* JOB: Single out the lines that include the word "الوزراء". Copy them.

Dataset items
——————
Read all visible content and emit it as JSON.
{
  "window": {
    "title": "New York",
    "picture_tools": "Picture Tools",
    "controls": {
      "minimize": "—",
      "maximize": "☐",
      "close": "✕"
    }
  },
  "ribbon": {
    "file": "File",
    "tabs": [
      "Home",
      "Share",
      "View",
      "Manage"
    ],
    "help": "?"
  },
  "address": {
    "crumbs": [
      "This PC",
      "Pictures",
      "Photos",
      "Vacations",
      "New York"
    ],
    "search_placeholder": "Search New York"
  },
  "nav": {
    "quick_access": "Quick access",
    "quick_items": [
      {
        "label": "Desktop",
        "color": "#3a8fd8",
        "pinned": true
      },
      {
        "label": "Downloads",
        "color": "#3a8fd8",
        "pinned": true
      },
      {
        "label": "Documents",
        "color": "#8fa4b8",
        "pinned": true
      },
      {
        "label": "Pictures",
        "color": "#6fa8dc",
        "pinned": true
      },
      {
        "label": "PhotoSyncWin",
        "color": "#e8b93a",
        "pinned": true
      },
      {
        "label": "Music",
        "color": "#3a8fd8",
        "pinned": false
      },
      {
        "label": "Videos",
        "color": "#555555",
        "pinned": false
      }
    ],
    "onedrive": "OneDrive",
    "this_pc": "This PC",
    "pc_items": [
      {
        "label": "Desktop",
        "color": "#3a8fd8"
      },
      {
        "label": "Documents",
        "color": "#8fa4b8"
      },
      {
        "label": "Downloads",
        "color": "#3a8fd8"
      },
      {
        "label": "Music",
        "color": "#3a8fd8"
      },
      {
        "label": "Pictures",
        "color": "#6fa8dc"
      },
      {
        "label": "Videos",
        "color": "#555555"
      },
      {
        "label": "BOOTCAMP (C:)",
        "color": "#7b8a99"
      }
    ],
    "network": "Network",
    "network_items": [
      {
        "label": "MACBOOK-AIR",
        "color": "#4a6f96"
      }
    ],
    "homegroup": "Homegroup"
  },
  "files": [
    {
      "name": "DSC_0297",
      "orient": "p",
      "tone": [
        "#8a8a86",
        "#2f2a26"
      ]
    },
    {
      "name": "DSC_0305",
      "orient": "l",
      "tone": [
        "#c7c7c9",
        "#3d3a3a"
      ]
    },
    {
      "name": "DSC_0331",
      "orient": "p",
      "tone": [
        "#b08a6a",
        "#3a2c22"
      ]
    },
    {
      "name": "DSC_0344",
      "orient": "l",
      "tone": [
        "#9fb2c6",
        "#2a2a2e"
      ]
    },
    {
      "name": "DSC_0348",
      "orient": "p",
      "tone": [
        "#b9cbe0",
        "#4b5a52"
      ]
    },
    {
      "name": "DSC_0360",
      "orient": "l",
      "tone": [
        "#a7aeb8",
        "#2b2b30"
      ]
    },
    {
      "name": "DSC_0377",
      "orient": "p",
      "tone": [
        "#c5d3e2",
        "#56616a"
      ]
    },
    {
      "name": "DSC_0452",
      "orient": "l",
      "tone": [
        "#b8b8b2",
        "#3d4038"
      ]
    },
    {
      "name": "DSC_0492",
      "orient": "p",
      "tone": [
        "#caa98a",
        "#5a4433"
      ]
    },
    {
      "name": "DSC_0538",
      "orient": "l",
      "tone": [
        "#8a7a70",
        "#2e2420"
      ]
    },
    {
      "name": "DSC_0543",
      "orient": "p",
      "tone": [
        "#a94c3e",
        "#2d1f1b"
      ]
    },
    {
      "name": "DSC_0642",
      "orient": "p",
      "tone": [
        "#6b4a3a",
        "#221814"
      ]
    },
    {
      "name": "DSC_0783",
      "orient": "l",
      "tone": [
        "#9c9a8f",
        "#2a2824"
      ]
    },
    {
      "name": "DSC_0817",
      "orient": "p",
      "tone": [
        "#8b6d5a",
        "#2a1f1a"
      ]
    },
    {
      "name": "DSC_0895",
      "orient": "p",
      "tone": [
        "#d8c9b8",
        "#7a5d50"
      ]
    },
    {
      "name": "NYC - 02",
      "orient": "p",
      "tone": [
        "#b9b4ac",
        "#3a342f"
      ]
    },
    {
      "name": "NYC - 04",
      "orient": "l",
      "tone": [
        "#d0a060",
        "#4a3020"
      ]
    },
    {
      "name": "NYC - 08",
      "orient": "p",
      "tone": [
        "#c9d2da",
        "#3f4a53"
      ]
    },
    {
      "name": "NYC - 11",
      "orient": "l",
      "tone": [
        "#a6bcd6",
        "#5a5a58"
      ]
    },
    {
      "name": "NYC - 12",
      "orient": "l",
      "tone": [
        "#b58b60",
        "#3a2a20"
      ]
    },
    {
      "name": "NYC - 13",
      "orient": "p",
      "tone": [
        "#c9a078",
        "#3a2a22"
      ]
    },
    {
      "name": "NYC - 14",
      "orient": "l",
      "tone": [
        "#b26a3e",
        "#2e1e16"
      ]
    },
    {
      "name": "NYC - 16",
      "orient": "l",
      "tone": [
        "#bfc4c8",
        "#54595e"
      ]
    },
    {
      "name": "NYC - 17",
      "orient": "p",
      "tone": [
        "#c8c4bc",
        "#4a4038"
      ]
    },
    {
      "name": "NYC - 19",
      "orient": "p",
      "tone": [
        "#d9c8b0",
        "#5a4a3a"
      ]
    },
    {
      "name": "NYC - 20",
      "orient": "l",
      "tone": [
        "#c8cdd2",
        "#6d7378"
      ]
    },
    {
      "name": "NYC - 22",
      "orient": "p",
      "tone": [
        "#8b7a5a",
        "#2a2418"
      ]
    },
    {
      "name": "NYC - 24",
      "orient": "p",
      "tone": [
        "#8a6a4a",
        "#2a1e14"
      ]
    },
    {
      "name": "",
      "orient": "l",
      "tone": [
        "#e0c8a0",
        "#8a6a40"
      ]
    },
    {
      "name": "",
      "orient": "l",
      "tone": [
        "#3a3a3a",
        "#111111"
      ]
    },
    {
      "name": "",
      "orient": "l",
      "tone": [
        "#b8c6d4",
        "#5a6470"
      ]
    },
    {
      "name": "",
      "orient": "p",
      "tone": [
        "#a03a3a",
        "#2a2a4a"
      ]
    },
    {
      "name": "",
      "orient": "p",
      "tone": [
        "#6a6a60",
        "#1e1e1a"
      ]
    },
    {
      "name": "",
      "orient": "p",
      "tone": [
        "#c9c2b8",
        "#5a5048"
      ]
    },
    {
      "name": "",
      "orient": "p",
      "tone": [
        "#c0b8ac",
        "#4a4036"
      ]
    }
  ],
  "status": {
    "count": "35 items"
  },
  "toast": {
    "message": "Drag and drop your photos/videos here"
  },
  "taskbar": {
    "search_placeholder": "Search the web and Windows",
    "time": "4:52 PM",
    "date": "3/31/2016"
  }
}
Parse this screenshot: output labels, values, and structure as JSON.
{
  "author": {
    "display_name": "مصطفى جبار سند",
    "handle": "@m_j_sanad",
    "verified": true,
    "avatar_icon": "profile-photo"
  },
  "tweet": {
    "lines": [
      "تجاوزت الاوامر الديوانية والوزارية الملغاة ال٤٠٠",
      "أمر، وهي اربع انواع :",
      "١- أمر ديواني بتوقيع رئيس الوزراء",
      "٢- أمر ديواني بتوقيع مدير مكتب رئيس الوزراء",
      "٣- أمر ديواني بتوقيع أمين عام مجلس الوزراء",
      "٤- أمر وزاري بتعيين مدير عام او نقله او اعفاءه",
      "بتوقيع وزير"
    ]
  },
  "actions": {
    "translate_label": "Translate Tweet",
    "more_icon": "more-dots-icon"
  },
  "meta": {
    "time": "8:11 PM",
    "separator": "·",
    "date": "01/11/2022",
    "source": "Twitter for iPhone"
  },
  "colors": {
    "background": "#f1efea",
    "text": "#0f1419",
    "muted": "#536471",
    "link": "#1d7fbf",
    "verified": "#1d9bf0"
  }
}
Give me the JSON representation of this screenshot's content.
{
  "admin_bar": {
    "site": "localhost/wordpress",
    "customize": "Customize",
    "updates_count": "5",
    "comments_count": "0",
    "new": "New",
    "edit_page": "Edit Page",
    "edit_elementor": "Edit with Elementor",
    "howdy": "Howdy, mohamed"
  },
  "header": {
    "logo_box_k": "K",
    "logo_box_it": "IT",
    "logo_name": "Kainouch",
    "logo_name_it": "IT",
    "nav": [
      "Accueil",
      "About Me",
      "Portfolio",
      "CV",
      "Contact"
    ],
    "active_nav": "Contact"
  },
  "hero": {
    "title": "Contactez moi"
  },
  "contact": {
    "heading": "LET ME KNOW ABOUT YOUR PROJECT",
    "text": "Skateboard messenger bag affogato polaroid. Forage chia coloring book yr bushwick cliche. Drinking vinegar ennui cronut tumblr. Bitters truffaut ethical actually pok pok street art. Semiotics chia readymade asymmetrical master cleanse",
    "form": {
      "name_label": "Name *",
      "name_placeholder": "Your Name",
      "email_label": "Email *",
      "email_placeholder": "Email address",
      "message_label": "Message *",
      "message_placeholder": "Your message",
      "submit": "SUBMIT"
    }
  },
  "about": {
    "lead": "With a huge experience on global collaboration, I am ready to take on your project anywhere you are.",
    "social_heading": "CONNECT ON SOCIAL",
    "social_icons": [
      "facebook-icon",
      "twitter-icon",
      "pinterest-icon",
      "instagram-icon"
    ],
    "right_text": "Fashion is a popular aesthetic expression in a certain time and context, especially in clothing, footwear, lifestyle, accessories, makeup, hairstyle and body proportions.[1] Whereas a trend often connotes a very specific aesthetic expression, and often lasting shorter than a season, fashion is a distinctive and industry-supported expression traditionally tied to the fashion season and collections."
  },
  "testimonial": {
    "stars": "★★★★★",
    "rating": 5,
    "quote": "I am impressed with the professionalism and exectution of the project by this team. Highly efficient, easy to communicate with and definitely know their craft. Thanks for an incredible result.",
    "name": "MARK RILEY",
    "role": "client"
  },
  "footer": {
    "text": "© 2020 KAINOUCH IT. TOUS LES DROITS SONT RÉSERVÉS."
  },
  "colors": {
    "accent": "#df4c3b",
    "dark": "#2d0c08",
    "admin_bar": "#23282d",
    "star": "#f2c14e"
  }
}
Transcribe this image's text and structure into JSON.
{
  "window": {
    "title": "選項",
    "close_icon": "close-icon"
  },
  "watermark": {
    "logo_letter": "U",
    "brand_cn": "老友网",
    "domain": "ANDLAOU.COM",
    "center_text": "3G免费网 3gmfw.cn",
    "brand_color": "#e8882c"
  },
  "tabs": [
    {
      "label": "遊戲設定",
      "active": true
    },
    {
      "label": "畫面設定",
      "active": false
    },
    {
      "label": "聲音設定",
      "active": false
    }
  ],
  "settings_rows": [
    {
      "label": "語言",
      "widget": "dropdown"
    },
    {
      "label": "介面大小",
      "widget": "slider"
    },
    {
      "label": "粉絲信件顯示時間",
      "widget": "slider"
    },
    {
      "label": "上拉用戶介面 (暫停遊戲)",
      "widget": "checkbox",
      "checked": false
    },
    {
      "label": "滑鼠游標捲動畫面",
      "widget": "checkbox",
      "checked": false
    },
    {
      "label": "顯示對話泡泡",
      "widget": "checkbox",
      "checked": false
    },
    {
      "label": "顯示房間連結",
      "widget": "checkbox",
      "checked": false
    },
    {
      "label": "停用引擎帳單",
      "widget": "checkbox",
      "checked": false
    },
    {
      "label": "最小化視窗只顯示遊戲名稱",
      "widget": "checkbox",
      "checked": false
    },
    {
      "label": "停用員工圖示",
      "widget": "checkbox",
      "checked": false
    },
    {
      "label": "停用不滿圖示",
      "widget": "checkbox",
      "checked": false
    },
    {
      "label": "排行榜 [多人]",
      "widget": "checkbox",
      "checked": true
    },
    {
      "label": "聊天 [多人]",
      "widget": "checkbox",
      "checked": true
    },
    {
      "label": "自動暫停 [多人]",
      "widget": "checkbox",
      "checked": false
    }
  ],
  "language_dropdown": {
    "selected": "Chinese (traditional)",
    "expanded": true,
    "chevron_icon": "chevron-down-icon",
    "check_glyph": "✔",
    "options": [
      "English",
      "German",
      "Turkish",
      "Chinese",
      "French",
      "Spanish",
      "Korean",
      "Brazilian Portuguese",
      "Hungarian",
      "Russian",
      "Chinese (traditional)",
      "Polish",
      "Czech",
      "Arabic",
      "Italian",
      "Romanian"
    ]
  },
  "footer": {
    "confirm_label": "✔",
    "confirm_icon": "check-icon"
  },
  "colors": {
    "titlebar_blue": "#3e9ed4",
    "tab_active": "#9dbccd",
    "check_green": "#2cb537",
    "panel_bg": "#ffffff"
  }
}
——————
* OUTPUT:
      "١- أمر ديواني بتوقيع رئيس الوزراء",
      "٢- أمر ديواني بتوقيع مدير مكتب رئيس الوزراء",
      "٣- أمر ديواني بتوقيع أمين عام مجلس الوزراء",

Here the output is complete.